* _Task requirements_
Reproduce the complete listing without any deviation.

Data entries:
###

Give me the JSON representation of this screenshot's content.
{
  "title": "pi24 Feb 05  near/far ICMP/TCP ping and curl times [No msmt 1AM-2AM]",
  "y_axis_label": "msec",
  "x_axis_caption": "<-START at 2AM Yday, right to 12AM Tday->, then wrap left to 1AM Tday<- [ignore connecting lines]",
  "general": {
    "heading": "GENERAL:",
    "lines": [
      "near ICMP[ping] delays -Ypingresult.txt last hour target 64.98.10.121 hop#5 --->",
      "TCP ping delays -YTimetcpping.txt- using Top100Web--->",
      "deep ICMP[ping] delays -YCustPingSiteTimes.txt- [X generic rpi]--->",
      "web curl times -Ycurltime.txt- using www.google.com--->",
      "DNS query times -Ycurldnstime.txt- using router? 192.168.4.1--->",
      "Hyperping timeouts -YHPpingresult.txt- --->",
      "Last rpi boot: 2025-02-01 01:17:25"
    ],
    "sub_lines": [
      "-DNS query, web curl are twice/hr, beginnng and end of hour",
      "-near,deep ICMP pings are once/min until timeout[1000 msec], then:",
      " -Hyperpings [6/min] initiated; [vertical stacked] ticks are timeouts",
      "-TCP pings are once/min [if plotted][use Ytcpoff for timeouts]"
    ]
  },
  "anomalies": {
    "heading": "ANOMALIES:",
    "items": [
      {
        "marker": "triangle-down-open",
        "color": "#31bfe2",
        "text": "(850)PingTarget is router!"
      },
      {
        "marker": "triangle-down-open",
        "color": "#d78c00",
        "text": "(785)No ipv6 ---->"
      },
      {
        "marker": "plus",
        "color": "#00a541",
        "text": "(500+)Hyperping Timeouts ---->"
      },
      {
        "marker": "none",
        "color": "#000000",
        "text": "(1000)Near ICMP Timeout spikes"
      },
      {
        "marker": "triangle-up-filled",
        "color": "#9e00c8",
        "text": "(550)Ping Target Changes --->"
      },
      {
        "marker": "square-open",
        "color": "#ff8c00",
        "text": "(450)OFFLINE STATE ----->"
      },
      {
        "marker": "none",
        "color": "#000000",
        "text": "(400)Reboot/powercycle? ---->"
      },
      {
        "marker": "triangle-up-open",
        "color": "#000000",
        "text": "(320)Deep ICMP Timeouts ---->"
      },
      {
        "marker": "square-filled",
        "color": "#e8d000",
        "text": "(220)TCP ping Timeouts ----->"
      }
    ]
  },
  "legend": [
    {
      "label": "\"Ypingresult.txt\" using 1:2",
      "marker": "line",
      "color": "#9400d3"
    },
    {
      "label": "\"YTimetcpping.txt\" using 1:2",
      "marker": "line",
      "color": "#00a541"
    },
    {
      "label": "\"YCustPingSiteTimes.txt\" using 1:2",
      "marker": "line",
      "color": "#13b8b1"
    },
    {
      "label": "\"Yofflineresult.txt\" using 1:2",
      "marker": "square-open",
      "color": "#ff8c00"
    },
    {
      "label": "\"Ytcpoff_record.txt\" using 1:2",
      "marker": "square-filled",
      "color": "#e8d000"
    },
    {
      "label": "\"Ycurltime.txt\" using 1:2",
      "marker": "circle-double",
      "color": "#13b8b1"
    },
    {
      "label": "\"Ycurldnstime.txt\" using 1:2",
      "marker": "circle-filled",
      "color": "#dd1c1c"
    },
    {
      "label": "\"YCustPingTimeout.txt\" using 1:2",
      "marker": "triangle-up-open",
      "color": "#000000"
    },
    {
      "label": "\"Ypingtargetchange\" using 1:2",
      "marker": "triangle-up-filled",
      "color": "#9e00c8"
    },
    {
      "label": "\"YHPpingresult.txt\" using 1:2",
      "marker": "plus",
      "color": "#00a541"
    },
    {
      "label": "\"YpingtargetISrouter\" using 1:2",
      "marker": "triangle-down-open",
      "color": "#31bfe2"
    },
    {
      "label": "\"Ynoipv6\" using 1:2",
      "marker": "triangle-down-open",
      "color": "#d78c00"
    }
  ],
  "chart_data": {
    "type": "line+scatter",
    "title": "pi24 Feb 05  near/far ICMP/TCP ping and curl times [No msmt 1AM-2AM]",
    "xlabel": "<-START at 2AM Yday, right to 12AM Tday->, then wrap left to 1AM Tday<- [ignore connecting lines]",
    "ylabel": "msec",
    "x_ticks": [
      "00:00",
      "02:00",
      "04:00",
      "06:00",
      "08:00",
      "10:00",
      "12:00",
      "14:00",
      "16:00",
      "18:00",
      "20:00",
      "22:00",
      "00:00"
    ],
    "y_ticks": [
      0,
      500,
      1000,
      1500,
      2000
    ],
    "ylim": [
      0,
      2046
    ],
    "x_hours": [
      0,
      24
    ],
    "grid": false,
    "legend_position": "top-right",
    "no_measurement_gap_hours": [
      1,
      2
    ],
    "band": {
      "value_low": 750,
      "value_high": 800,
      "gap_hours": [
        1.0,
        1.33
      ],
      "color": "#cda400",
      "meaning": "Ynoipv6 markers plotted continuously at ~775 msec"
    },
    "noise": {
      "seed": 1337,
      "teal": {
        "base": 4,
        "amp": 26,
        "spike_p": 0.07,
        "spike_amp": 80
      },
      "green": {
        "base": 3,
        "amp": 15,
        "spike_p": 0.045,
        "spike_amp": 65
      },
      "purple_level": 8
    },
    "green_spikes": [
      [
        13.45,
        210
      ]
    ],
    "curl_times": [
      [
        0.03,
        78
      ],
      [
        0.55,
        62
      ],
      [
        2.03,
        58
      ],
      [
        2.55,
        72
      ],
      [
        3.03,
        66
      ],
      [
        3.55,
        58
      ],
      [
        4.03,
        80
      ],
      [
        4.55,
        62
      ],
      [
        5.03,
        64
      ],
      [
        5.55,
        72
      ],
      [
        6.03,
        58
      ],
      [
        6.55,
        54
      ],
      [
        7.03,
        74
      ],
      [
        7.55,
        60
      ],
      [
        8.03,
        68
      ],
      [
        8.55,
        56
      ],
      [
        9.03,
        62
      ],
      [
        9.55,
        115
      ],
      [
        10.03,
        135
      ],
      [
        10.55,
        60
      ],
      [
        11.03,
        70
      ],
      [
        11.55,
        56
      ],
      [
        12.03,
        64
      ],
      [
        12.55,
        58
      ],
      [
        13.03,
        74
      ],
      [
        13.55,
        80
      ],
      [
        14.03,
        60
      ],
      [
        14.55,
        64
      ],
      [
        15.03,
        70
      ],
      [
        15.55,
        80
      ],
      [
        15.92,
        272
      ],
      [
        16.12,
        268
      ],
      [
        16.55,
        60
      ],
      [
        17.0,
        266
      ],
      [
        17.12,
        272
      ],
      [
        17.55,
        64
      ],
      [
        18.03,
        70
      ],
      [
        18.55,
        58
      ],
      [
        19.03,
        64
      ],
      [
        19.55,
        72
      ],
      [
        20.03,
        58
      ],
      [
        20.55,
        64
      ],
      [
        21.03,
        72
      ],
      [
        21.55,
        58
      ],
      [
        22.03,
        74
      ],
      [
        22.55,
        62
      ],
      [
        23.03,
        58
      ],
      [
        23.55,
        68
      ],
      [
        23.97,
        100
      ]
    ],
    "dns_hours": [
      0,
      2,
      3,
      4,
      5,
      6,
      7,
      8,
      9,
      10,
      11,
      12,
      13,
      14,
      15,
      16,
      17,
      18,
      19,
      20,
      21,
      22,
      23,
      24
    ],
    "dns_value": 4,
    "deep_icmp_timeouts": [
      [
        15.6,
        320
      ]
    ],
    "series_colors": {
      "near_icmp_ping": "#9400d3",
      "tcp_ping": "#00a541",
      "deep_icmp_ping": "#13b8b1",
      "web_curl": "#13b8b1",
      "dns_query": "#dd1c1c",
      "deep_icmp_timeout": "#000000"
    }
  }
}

###

* _Written response_
Give me the JSON representation of this screenshot's content.
{
  "title": "pi24 Feb 05  near/far ICMP/TCP ping and curl times [No msmt 1AM-2AM]",
  "y_axis_label": "msec",
  "x_axis_caption": "<-START at 2AM Yday, right to 12AM Tday->, then wrap left to 1AM Tday<- [ignore connecting lines]",
  "general": {
    "heading": "GENERAL:",
    "lines": [
      "near ICMP[ping] delays -Ypingresult.txt last hour target 64.98.10.121 hop#5 --->",
      "TCP ping delays -YTimetcpping.txt- using Top100Web--->",
      "deep ICMP[ping] delays -YCustPingSiteTimes.txt- [X generic rpi]--->",
      "web curl times -Ycurltime.txt- using www.google.com--->",
      "DNS query times -Ycurldnstime.txt- using router? 192.168.4.1--->",
      "Hyperping timeouts -YHPpingresult.txt- --->",
      "Last rpi boot: 2025-02-01 01:17:25"
    ],
    "sub_lines": [
      "-DNS query, web curl are twice/hr, beginnng and end of hour",
      "-near,deep ICMP pings are once/min until timeout[1000 msec], then:",
      " -Hyperpings [6/min] initiated; [vertical stacked] ticks are timeouts",
      "-TCP pings are once/min [if plotted][use Ytcpoff for timeouts]"
    ]
  },
  "anomalies": {
    "heading": "ANOMALIES:",
    "items": [
      {
        "marker": "triangle-down-open",
        "color": "#31bfe2",
        "text": "(850)PingTarget is router!"
      },
      {
        "marker": "triangle-down-open",
        "color": "#d78c00",
        "text": "(785)No ipv6 ---->"
      },
      {
        "marker": "plus",
        "color": "#00a541",
        "text": "(500+)Hyperping Timeouts ---->"
      },
      {
        "marker": "none",
        "color": "#000000",
        "text": "(1000)Near ICMP Timeout spikes"
      },
      {
        "marker": "triangle-up-filled",
        "color": "#9e00c8",
        "text": "(550)Ping Target Changes --->"
      },
      {
        "marker": "square-open",
        "color": "#ff8c00",
        "text": "(450)OFFLINE STATE ----->"
      },
      {
        "marker": "none",
        "color": "#000000",
        "text": "(400)Reboot/powercycle? ---->"
      },
      {
        "marker": "triangle-up-open",
        "color": "#000000",
        "text": "(320)Deep ICMP Timeouts ---->"
      },
      {
        "marker": "square-filled",
        "color": "#e8d000",
        "text": "(220)TCP ping Timeouts ----->"
      }
    ]
  },
  "legend": [
    {
      "label": "\"Ypingresult.txt\" using 1:2",
      "marker": "line",
      "color": "#9400d3"
    },
    {
      "label": "\"YTimetcpping.txt\" using 1:2",
      "marker": "line",
      "color": "#00a541"
    },
    {
      "label": "\"YCustPingSiteTimes.txt\" using 1:2",
      "marker": "line",
      "color": "#13b8b1"
    },
    {
      "label": "\"Yofflineresult.txt\" using 1:2",
      "marker": "square-open",
      "color": "#ff8c00"
    },
    {
      "label": "\"Ytcpoff_record.txt\" using 1:2",
      "marker": "square-filled",
      "color": "#e8d000"
    },
    {
      "label": "\"Ycurltime.txt\" using 1:2",
      "marker": "circle-double",
      "color": "#13b8b1"
    },
    {
      "label": "\"Ycurldnstime.txt\" using 1:2",
      "marker": "circle-filled",
      "color": "#dd1c1c"
    },
    {
      "label": "\"YCustPingTimeout.txt\" using 1:2",
      "marker": "triangle-up-open",
      "color": "#000000"
    },
    {
      "label": "\"Ypingtargetchange\" using 1:2",
      "marker": "triangle-up-filled",
      "color": "#9e00c8"
    },
    {
      "label": "\"YHPpingresult.txt\" using 1:2",
      "marker": "plus",
      "color": "#00a541"
    },
    {
      "label": "\"YpingtargetISrouter\" using 1:2",
      "marker": "triangle-down-open",
      "color": "#31bfe2"
    },
    {
      "label": "\"Ynoipv6\" using 1:2",
      "marker": "triangle-down-open",
      "color": "#d78c00"
    }
  ],
  "chart_data": {
    "type": "line+scatter",
    "title": "pi24 Feb 05  near/far ICMP/TCP ping and curl times [No msmt 1AM-2AM]",
    "xlabel": "<-START at 2AM Yday, right to 12AM Tday->, then wrap left to 1AM Tday<- [ignore connecting lines]",
    "ylabel": "msec",
    "x_ticks": [
      "00:00",
      "02:00",
      "04:00",
      "06:00",
      "08:00",
      "10:00",
      "12:00",
      "14:00",
      "16:00",
      "18:00",
      "20:00",
      "22:00",
      "00:00"
    ],
    "y_ticks": [
      0,
      500,
      1000,
      1500,
      2000
    ],
    "ylim": [
      0,
      2046
    ],
    "x_hours": [
      0,
      24
    ],
    "grid": false,
    "legend_position": "top-right",
    "no_measurement_gap_hours": [
      1,
      2
    ],
    "band": {
      "value_low": 750,
      "value_high": 800,
      "gap_hours": [
        1.0,
        1.33
      ],
      "color": "#cda400",
      "meaning": "Ynoipv6 markers plotted continuously at ~775 msec"
    },
    "noise": {
      "seed": 1337,
      "teal": {
        "base": 4,
        "amp": 26,
        "spike_p": 0.07,
        "spike_amp": 80
      },
      "green": {
        "base": 3,
        "amp": 15,
        "spike_p": 0.045,
        "spike_amp": 65
      },
      "purple_level": 8
    },
    "green_spikes": [
      [
        13.45,
        210
      ]
    ],
    "curl_times": [
      [
        0.03,
        78
      ],
      [
        0.55,
        62
      ],
      [
        2.03,
        58
      ],
      [
        2.55,
        72
      ],
      [
        3.03,
        66
      ],
      [
        3.55,
        58
      ],
      [
        4.03,
        80
      ],
      [
        4.55,
        62
      ],
      [
        5.03,
        64
      ],
      [
        5.55,
        72
      ],
      [
        6.03,
        58
      ],
      [
        6.55,
        54
      ],
      [
        7.03,
        74
      ],
      [
        7.55,
        60
      ],
      [
        8.03,
        68
      ],
      [
        8.55,
        56
      ],
      [
        9.03,
        62
      ],
      [
        9.55,
        115
      ],
      [
        10.03,
        135
      ],
      [
        10.55,
        60
      ],
      [
        11.03,
        70
      ],
      [
        11.55,
        56
      ],
      [
        12.03,
        64
      ],
      [
        12.55,
        58
      ],
      [
        13.03,
        74
      ],
      [
        13.55,
        80
      ],
      [
        14.03,
        60
      ],
      [
        14.55,
        64
      ],
      [
        15.03,
        70
      ],
      [
        15.55,
        80
      ],
      [
        15.92,
        272
      ],
      [
        16.12,
        268
      ],
      [
        16.55,
        60
      ],
      [
        17.0,
        266
      ],
      [
        17.12,
        272
      ],
      [
        17.55,
        64
      ],
      [
        18.03,
        70
      ],
      [
        18.55,
        58
      ],
      [
        19.03,
        64
      ],
      [
        19.55,
        72
      ],
      [
        20.03,
        58
      ],
      [
        20.55,
        64
      ],
      [
        21.03,
        72
      ],
      [
        21.55,
        58
      ],
      [
        22.03,
        74
      ],
      [
        22.55,
        62
      ],
      [
        23.03,
        58
      ],
      [
        23.55,
        68
      ],
      [
        23.97,
        100
      ]
    ],
    "dns_hours": [
      0,
      2,
      3,
      4,
      5,
      6,
      7,
      8,
      9,
      10,
      11,
      12,
      13,
      14,
      15,
      16,
      17,
      18,
      19,
      20,
      21,
      22,
      23,
      24
    ],
    "dns_value": 4,
    "deep_icmp_timeouts": [
      [
        15.6,
        320
      ]
    ],
    "series_colors": {
      "near_icmp_ping": "#9400d3",
      "tcp_ping": "#00a541",
      "deep_icmp_ping": "#13b8b1",
      "web_curl": "#13b8b1",
      "dns_query": "#dd1c1c",
      "deep_icmp_timeout": "#000000"
    }
  }
}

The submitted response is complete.